Exercise –
Give the listing again character for character, but drop the images.

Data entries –
============
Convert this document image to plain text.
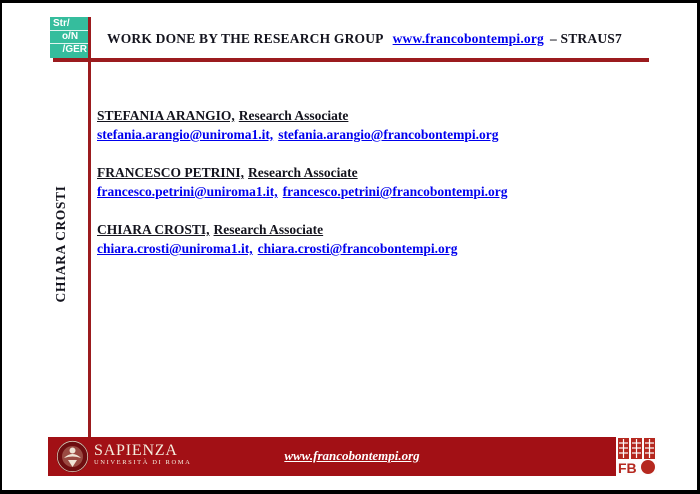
Str/
o/N
/GER
WORK DONE BY THE RESEARCH GROUP www.francobontempi.org – STRAUS7
CHIARA CROSTI
STEFANIA ARANGIO, Research Associate
stefania.arangio@uniroma1.it, stefania.arangio@francobontempi.org
FRANCESCO PETRINI, Research Associate
francesco.petrini@uniroma1.it, francesco.petrini@francobontempi.org
CHIARA CROSTI, Research Associate
chiara.crosti@uniroma1.it, chiara.crosti@francobontempi.org
SAPIENZA
UNIVERSITÀ DI ROMA	www.francobontempi.org
FB
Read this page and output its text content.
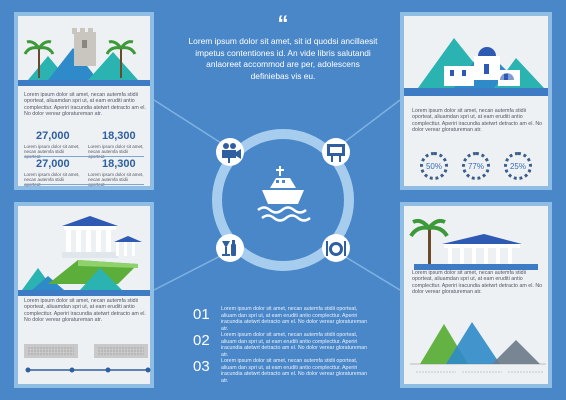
“
Lorem ipsum dolor sit amet, sit id quodsi ancillaesit impetus contentiones id. An vide libris salutandi anlaoreet accommod are per, adolescens definiebas vis eu.
01 Lorem ipsum dolor sit amet, necan autemfa stidii oporteat, aliuam dan spri ut, at eam eruditi antio complecttur. Aperiri iracundia atetwrt detracto am el. No dolor verear gloratureman atr.
02 Lorem ipsum dolor sit amet, necan autemfa stidii oporteat, aliuam dan spri ut, at eam eruditi antio complecttur. Aperiri iracundia atetwrt detracto am el. No dolor verear gloratureman atr.
03 Lorem ipsum dolor sit amet, necan autemfa stidii oporteat, aliuam dan spri ut, at eam eruditi antio complecttur. Aperiri iracundia atetwrt detracto am el. No dolor verear gloratureman atr.
Lorem ipsum dolor sit amet, necan autemfa stidii oporteat, aliuamdan spri ut, at eam eruditi antio complecttur. Aperiri iracundia atetwrt detracto am el. No dolor verear gloratureman atr.
27,000	18,300
Lorem ipsum dolor sit amet, necan autemfa stidii
Lorem ipsum dolor sit amet, necan autemfa stidii
27,000	18,300
Lorem ipsum dolor sit amet, necan autemfa stidii
Lorem ipsum dolor sit amet, necan autemfa stidii
Lorem ipsum dolor sit amet, necan autemfa stidii oporteat, aliuamdan spri ut, at eam eruditi antio complecttur. Aperiri iracundia atetwrt detracto am el. No dolor verear gloratureman atr.
Lorem ipsum dolor sit amet, necan autemfa stidii oporteat, aliuamdan spri ut, at eam eruditi antio complecttur. Aperiri iracundia atetwrt detracto am el. No dolor verear gloratureman atr.
50%	77%	25%
Lorem ipsum dolor sit amet, necan autemfa stidii oporteat, aliuamdan spri ut, at eam eruditi antio complecttur. Aperiri iracundia atetwrt detracto am el. No dolor verear gloratureman atr.
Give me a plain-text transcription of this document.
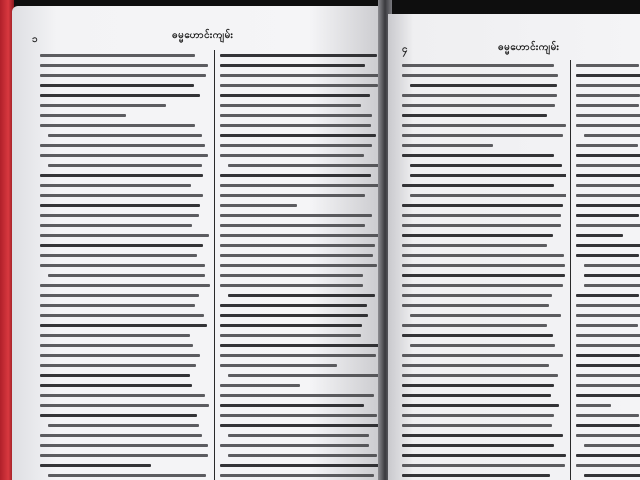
၁	ဓမ္မဟောင်းကျမ်း
၄	ဓမ္မဟောင်းကျမ်း
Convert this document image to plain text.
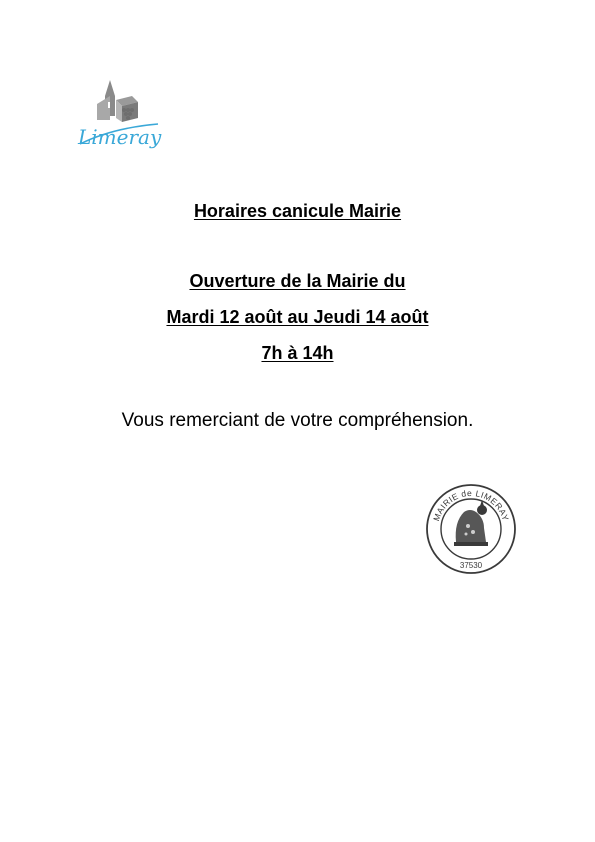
Limeray
Horaires canicule Mairie
Ouverture de la Mairie du
Mardi 12 août au Jeudi 14 août
7h à 14h
Vous remerciant de votre compréhension.
MAIRIE de LIMERAY
37530
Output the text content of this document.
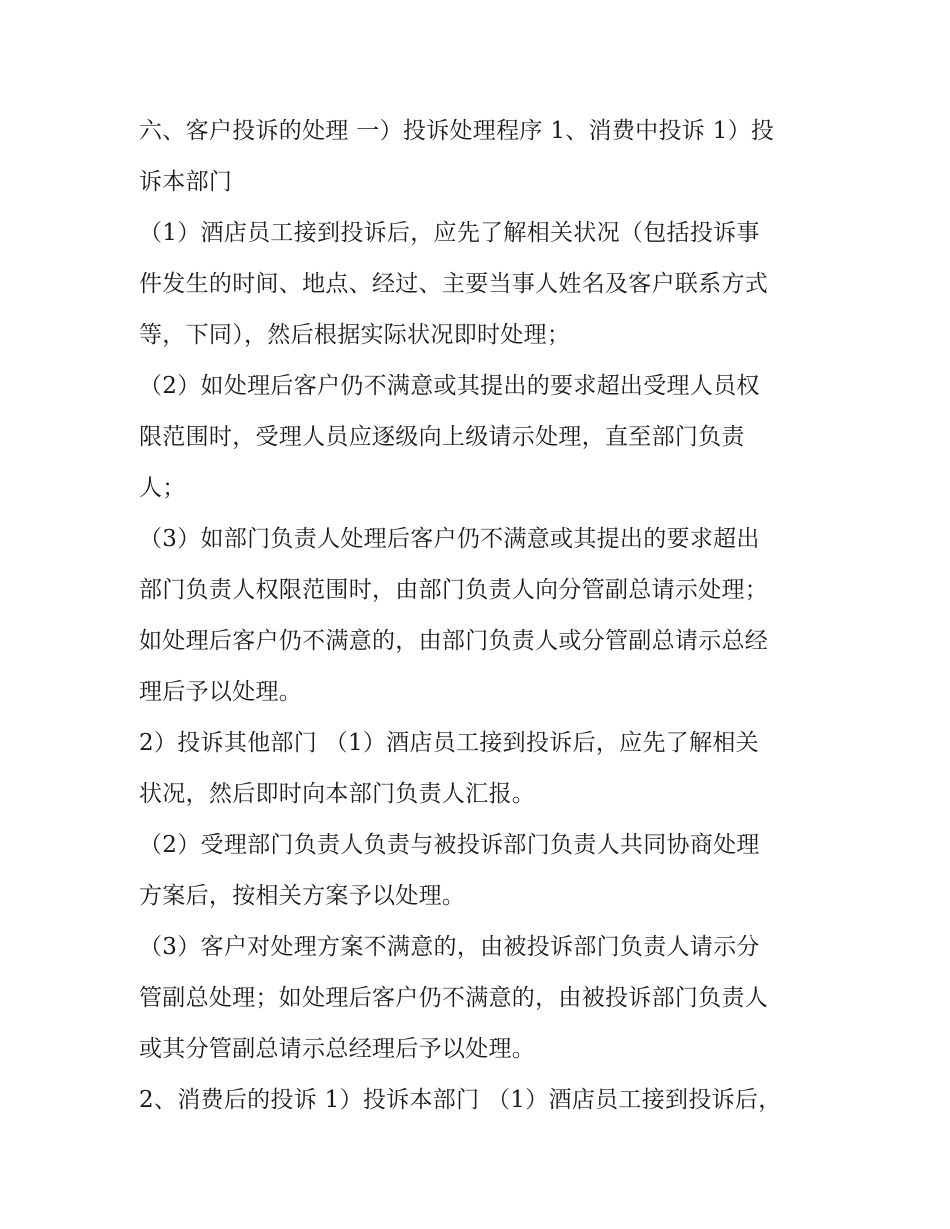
六、客户投诉的处理 一）投诉处理程序 1、消费中投诉 1）投

诉本部门

（1）酒店员工接到投诉后，应先了解相关状况（包括投诉事

件发生的时间、地点、经过、主要当事人姓名及客户联系方式

等，下同），然后根据实际状况即时处理；

（2）如处理后客户仍不满意或其提出的要求超出受理人员权

限范围时，受理人员应逐级向上级请示处理，直至部门负责

人；

（3）如部门负责人处理后客户仍不满意或其提出的要求超出

部门负责人权限范围时，由部门负责人向分管副总请示处理；

如处理后客户仍不满意的，由部门负责人或分管副总请示总经

理后予以处理。

2）投诉其他部门 （1）酒店员工接到投诉后，应先了解相关

状况，然后即时向本部门负责人汇报。

（2）受理部门负责人负责与被投诉部门负责人共同协商处理

方案后，按相关方案予以处理。

（3）客户对处理方案不满意的，由被投诉部门负责人请示分

管副总处理；如处理后客户仍不满意的，由被投诉部门负责人

或其分管副总请示总经理后予以处理。

2、消费后的投诉 1）投诉本部门 （1）酒店员工接到投诉后，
============
The response –
Convert this document image to plain text.
Str/
o/N
/GER
WORK DONE BY THE RESEARCH GROUP www.francobontempi.org – STRAUS7
CHIARA CROSTI
STEFANIA ARANGIO, Research Associate
stefania.arangio@uniroma1.it, stefania.arangio@francobontempi.org
FRANCESCO PETRINI, Research Associate
francesco.petrini@uniroma1.it, francesco.petrini@francobontempi.org
CHIARA CROSTI, Research Associate
chiara.crosti@uniroma1.it, chiara.crosti@francobontempi.org
SAPIENZA
UNIVERSITÀ DI ROMA	www.francobontempi.org
FB
Read this page and output its text content.
“
Lorem ipsum dolor sit amet, sit id quodsi ancillaesit impetus contentiones id. An vide libris salutandi anlaoreet accommod are per, adolescens definiebas vis eu.
01 Lorem ipsum dolor sit amet, necan autemfa stidii oporteat, aliuam dan spri ut, at eam eruditi antio complecttur. Aperiri iracundia atetwrt detracto am el. No dolor verear gloratureman atr.
02 Lorem ipsum dolor sit amet, necan autemfa stidii oporteat, aliuam dan spri ut, at eam eruditi antio complecttur. Aperiri iracundia atetwrt detracto am el. No dolor verear gloratureman atr.
03 Lorem ipsum dolor sit amet, necan autemfa stidii oporteat, aliuam dan spri ut, at eam eruditi antio complecttur. Aperiri iracundia atetwrt detracto am el. No dolor verear gloratureman atr.
Lorem ipsum dolor sit amet, necan autemfa stidii oporteat, aliuamdan spri ut, at eam eruditi antio complecttur. Aperiri iracundia atetwrt detracto am el. No dolor verear gloratureman atr.
27,000	18,300
Lorem ipsum dolor sit amet, necan autemfa stidii
Lorem ipsum dolor sit amet, necan autemfa stidii
27,000	18,300
Lorem ipsum dolor sit amet, necan autemfa stidii
Lorem ipsum dolor sit amet, necan autemfa stidii
Lorem ipsum dolor sit amet, necan autemfa stidii oporteat, aliuamdan spri ut, at eam eruditi antio complecttur. Aperiri iracundia atetwrt detracto am el. No dolor verear gloratureman atr.
Lorem ipsum dolor sit amet, necan autemfa stidii oporteat, aliuamdan spri ut, at eam eruditi antio complecttur. Aperiri iracundia atetwrt detracto am el. No dolor verear gloratureman atr.
50%	77%	25%
Lorem ipsum dolor sit amet, necan autemfa stidii oporteat, aliuamdan spri ut, at eam eruditi antio complecttur. Aperiri iracundia atetwrt detracto am el. No dolor verear gloratureman atr.
Give me a plain-text transcription of this document.
၁	ဓမ္မဟောင်းကျမ်း
၄	ဓမ္မဟောင်းကျမ်း
Convert this document image to plain text.
Limeray
Horaires canicule Mairie
Ouverture de la Mairie du
Mardi 12 août au Jeudi 14 août
7h à 14h
Vous remerciant de votre compréhension.
MAIRIE de LIMERAY
37530
Output the text content of this document.
六、客户投诉的处理 一）投诉处理程序 1、消费中投诉 1）投

诉本部门

（1）酒店员工接到投诉后，应先了解相关状况（包括投诉事

件发生的时间、地点、经过、主要当事人姓名及客户联系方式

等，下同），然后根据实际状况即时处理；

（2）如处理后客户仍不满意或其提出的要求超出受理人员权

限范围时，受理人员应逐级向上级请示处理，直至部门负责

人；

（3）如部门负责人处理后客户仍不满意或其提出的要求超出

部门负责人权限范围时，由部门负责人向分管副总请示处理；

如处理后客户仍不满意的，由部门负责人或分管副总请示总经

理后予以处理。

2）投诉其他部门 （1）酒店员工接到投诉后，应先了解相关

状况，然后即时向本部门负责人汇报。

（2）受理部门负责人负责与被投诉部门负责人共同协商处理

方案后，按相关方案予以处理。

（3）客户对处理方案不满意的，由被投诉部门负责人请示分

管副总处理；如处理后客户仍不满意的，由被投诉部门负责人

或其分管副总请示总经理后予以处理。

2、消费后的投诉 1）投诉本部门 （1）酒店员工接到投诉后，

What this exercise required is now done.